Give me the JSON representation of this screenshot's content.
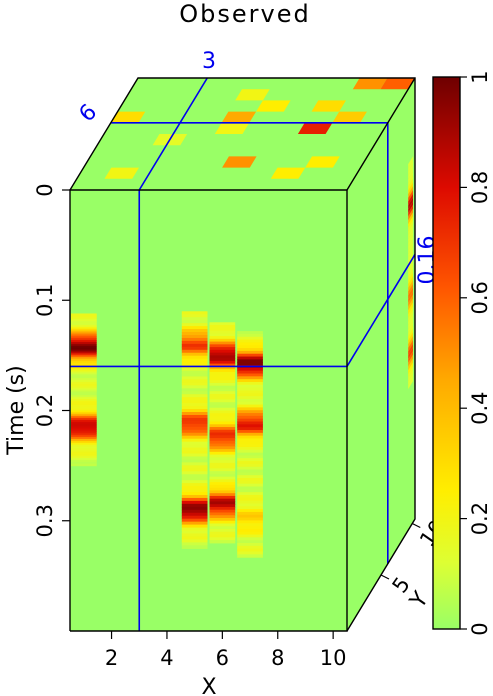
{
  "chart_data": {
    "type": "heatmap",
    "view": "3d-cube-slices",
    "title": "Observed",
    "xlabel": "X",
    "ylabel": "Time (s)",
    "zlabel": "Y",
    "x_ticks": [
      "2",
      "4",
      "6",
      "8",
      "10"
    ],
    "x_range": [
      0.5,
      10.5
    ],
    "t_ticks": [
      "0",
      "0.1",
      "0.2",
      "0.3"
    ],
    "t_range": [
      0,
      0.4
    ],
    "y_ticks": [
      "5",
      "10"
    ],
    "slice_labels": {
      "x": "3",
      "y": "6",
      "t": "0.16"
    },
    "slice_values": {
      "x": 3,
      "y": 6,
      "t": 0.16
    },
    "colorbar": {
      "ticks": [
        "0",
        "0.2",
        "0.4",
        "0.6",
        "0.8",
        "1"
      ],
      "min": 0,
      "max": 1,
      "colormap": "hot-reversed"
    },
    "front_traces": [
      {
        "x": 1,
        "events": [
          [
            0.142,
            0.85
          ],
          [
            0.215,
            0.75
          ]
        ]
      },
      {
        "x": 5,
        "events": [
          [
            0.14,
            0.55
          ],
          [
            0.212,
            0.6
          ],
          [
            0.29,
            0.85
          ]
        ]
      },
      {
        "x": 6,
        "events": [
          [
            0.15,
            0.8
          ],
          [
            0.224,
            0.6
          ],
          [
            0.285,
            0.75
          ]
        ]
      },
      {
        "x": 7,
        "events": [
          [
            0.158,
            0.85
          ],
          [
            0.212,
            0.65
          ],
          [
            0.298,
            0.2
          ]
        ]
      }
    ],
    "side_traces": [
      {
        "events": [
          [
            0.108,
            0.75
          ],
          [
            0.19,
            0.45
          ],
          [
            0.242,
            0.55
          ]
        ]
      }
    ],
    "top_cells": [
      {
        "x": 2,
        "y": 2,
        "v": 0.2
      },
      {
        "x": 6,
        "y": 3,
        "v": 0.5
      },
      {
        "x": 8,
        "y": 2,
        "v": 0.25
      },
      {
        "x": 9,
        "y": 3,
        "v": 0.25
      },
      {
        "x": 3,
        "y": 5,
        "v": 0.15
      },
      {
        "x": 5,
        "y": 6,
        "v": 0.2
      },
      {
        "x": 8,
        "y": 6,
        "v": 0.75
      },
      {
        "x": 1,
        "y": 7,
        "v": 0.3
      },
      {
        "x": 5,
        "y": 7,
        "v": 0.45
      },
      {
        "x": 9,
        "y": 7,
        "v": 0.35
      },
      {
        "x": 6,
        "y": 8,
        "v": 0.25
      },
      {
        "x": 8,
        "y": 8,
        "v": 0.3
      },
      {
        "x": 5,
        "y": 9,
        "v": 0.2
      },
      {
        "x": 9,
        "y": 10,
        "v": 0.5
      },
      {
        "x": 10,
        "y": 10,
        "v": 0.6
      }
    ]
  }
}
* * *
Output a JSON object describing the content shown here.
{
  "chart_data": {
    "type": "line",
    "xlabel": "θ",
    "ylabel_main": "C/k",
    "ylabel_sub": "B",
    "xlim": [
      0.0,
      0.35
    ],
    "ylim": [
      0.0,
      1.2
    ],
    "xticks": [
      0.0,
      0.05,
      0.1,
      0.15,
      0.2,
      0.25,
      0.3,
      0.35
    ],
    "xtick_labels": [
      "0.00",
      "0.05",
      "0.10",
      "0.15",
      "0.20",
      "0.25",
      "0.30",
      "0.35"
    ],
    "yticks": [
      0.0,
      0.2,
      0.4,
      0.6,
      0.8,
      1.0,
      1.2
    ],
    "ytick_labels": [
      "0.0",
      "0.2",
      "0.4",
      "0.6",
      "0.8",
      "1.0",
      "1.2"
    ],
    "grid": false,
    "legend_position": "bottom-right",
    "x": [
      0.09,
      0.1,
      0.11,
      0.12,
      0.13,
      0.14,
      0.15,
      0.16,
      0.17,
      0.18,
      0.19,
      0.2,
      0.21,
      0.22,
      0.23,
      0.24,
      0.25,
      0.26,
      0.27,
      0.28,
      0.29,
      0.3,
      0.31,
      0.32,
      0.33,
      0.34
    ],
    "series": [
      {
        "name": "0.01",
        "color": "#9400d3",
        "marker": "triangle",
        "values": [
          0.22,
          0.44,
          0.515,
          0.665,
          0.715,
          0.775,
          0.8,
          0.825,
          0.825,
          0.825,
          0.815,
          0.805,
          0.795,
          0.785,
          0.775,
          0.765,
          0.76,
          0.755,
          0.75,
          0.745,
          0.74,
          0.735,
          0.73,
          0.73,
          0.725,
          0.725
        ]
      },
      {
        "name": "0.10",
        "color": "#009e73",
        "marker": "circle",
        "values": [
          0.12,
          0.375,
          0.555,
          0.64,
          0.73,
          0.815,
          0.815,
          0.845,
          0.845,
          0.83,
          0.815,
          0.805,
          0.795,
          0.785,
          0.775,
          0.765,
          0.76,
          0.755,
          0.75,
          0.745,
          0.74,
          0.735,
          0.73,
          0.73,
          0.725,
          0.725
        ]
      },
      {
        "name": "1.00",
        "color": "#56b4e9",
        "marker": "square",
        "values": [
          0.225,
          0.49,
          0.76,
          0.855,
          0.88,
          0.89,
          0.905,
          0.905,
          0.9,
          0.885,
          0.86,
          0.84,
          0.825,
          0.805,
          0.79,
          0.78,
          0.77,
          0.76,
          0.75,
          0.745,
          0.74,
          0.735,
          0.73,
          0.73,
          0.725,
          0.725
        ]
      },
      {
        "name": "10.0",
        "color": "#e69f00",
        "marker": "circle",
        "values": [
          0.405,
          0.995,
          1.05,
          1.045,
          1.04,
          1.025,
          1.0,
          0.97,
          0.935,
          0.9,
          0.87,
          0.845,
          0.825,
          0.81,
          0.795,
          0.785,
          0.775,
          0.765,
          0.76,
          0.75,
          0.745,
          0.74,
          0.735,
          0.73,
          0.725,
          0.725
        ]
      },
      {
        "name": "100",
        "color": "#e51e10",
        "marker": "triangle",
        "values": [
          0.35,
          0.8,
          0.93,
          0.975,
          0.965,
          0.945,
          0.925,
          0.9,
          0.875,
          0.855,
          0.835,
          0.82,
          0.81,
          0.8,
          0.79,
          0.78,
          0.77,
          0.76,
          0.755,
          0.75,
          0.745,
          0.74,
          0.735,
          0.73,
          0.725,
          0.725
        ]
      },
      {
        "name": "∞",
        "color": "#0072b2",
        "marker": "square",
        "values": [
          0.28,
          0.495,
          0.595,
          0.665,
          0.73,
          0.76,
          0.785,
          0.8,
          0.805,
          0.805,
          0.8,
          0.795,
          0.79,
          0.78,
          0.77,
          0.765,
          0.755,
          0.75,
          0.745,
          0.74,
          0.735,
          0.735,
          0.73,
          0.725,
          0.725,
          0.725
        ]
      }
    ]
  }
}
* * *
» TASK INSTRUCTIONS: Report every line in the data above in which the word "name" appears.

» FULL SOLUTION:
        "name": "0.01",
        "name": "0.10",
        "name": "1.00",
        "name": "10.0",
        "name": "100",
        "name": "∞",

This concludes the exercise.